## [Your task]
Could you write out the records below exactly as they appear, leaving out any pictures?

## [Data extract]

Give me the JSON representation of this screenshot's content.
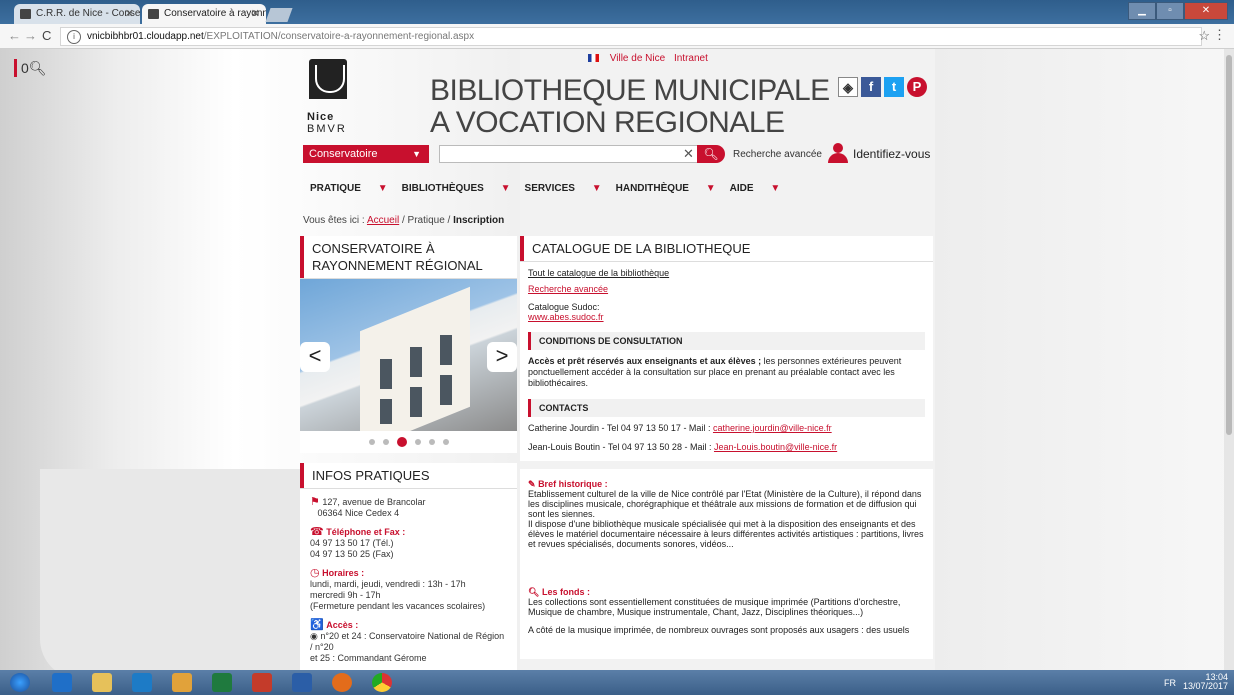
{
  "browser": {
    "tabs": [
      {
        "label": "C.R.R. de Nice - Conserv",
        "active": false
      },
      {
        "label": "Conservatoire à rayonne",
        "active": true
      }
    ],
    "url_host": "vnicbibhbr01.cloudapp.net",
    "url_path": "/EXPLOITATION/conservatoire-a-rayonnement-regional.aspx"
  },
  "page": {
    "counter": "0",
    "toplinks": [
      "Ville de Nice",
      "Intranet"
    ],
    "logo": {
      "line1": "Nice",
      "line2": "BMVR"
    },
    "title_line1": "BIBLIOTHEQUE MUNICIPALE",
    "title_line2": "A VOCATION REGIONALE",
    "search": {
      "category": "Conservatoire",
      "placeholder": "",
      "advanced": "Recherche avancée",
      "login": "Identifiez-vous"
    },
    "nav": [
      "PRATIQUE",
      "BIBLIOTHÈQUES",
      "SERVICES",
      "HANDITHÈQUE",
      "AIDE"
    ],
    "breadcrumb": {
      "prefix": "Vous êtes ici :",
      "home": "Accueil",
      "mid": "/ Pratique /",
      "current": "Inscription"
    },
    "left": {
      "title": "CONSERVATOIRE À RAYONNEMENT RÉGIONAL",
      "prev": "<",
      "next": ">",
      "infos_title": "INFOS PRATIQUES",
      "address1": "127, avenue de Brancolar",
      "address2": "06364 Nice Cedex 4",
      "tel_title": "Téléphone et Fax :",
      "tel1": "04 97 13 50 17 (Tél.)",
      "tel2": "04 97 13 50 25 (Fax)",
      "hours_title": "Horaires :",
      "hours1": "lundi, mardi, jeudi, vendredi : 13h - 17h",
      "hours2": "mercredi 9h - 17h",
      "hours3": "(Fermeture pendant les vacances scolaires)",
      "access_title": "Accès :",
      "access1": "n°20 et 24 : Conservatoire National de Région / n°20",
      "access2": "et 25 : Commandant Gérome"
    },
    "right": {
      "catalog_title": "CATALOGUE DE LA BIBLIOTHEQUE",
      "link_all": "Tout le catalogue de la bibliothèque",
      "link_adv": "Recherche avancée",
      "sudoc_label": "Catalogue Sudoc:",
      "sudoc_link": "www.abes.sudoc.fr",
      "cond_title": "CONDITIONS DE CONSULTATION",
      "cond_bold": "Accès et prêt réservés aux enseignants et aux élèves ;",
      "cond_rest": " les personnes extérieures peuvent ponctuellement accéder à la consultation sur place en prenant au préalable contact avec les bibliothécaires.",
      "contacts_title": "CONTACTS",
      "contact1_text": "Catherine Jourdin - Tel 04 97 13 50 17 - Mail :",
      "contact1_mail": "catherine.jourdin@ville-nice.fr",
      "contact2_text": "Jean-Louis Boutin - Tel 04 97 13 50 28 - Mail :",
      "contact2_mail": "Jean-Louis.boutin@ville-nice.fr",
      "hist_title": "Bref historique :",
      "hist_p1": "Etablissement culturel de la ville de Nice contrôlé par l'Etat (Ministère de la Culture), il répond dans les disciplines musicale, chorégraphique et théâtrale aux missions de formation et de diffusion qui sont les siennes.",
      "hist_p2": "Il dispose d'une bibliothèque musicale spécialisée qui met à la disposition des enseignants et des élèves le matériel documentaire nécessaire à leurs différentes activités artistiques : partitions, livres et revues spécialisés, documents sonores, vidéos...",
      "fonds_title": "Les fonds :",
      "fonds_p1": "Les collections sont essentiellement constituées de musique imprimée (Partitions d'orchestre, Musique de chambre, Musique instrumentale, Chant, Jazz, Disciplines théoriques...)",
      "fonds_p2": "A côté de la musique imprimée, de nombreux ouvrages sont proposés aux usagers : des usuels"
    }
  },
  "taskbar": {
    "lang": "FR",
    "time": "13:04",
    "date": "13/07/2017"
  }
}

## [Correct result]
Give me the JSON representation of this screenshot's content.
{
  "browser": {
    "tabs": [
      {
        "label": "C.R.R. de Nice - Conserv",
        "active": false
      },
      {
        "label": "Conservatoire à rayonne",
        "active": true
      }
    ],
    "url_host": "vnicbibhbr01.cloudapp.net",
    "url_path": "/EXPLOITATION/conservatoire-a-rayonnement-regional.aspx"
  },
  "page": {
    "counter": "0",
    "toplinks": [
      "Ville de Nice",
      "Intranet"
    ],
    "logo": {
      "line1": "Nice",
      "line2": "BMVR"
    },
    "title_line1": "BIBLIOTHEQUE MUNICIPALE",
    "title_line2": "A VOCATION REGIONALE",
    "search": {
      "category": "Conservatoire",
      "placeholder": "",
      "advanced": "Recherche avancée",
      "login": "Identifiez-vous"
    },
    "nav": [
      "PRATIQUE",
      "BIBLIOTHÈQUES",
      "SERVICES",
      "HANDITHÈQUE",
      "AIDE"
    ],
    "breadcrumb": {
      "prefix": "Vous êtes ici :",
      "home": "Accueil",
      "mid": "/ Pratique /",
      "current": "Inscription"
    },
    "left": {
      "title": "CONSERVATOIRE À RAYONNEMENT RÉGIONAL",
      "prev": "<",
      "next": ">",
      "infos_title": "INFOS PRATIQUES",
      "address1": "127, avenue de Brancolar",
      "address2": "06364 Nice Cedex 4",
      "tel_title": "Téléphone et Fax :",
      "tel1": "04 97 13 50 17 (Tél.)",
      "tel2": "04 97 13 50 25 (Fax)",
      "hours_title": "Horaires :",
      "hours1": "lundi, mardi, jeudi, vendredi : 13h - 17h",
      "hours2": "mercredi 9h - 17h",
      "hours3": "(Fermeture pendant les vacances scolaires)",
      "access_title": "Accès :",
      "access1": "n°20 et 24 : Conservatoire National de Région / n°20",
      "access2": "et 25 : Commandant Gérome"
    },
    "right": {
      "catalog_title": "CATALOGUE DE LA BIBLIOTHEQUE",
      "link_all": "Tout le catalogue de la bibliothèque",
      "link_adv": "Recherche avancée",
      "sudoc_label": "Catalogue Sudoc:",
      "sudoc_link": "www.abes.sudoc.fr",
      "cond_title": "CONDITIONS DE CONSULTATION",
      "cond_bold": "Accès et prêt réservés aux enseignants et aux élèves ;",
      "cond_rest": " les personnes extérieures peuvent ponctuellement accéder à la consultation sur place en prenant au préalable contact avec les bibliothécaires.",
      "contacts_title": "CONTACTS",
      "contact1_text": "Catherine Jourdin - Tel 04 97 13 50 17 - Mail :",
      "contact1_mail": "catherine.jourdin@ville-nice.fr",
      "contact2_text": "Jean-Louis Boutin - Tel 04 97 13 50 28 - Mail :",
      "contact2_mail": "Jean-Louis.boutin@ville-nice.fr",
      "hist_title": "Bref historique :",
      "hist_p1": "Etablissement culturel de la ville de Nice contrôlé par l'Etat (Ministère de la Culture), il répond dans les disciplines musicale, chorégraphique et théâtrale aux missions de formation et de diffusion qui sont les siennes.",
      "hist_p2": "Il dispose d'une bibliothèque musicale spécialisée qui met à la disposition des enseignants et des élèves le matériel documentaire nécessaire à leurs différentes activités artistiques : partitions, livres et revues spécialisés, documents sonores, vidéos...",
      "fonds_title": "Les fonds :",
      "fonds_p1": "Les collections sont essentiellement constituées de musique imprimée (Partitions d'orchestre, Musique de chambre, Musique instrumentale, Chant, Jazz, Disciplines théoriques...)",
      "fonds_p2": "A côté de la musique imprimée, de nombreux ouvrages sont proposés aux usagers : des usuels"
    }
  },
  "taskbar": {
    "lang": "FR",
    "time": "13:04",
    "date": "13/07/2017"
  }
}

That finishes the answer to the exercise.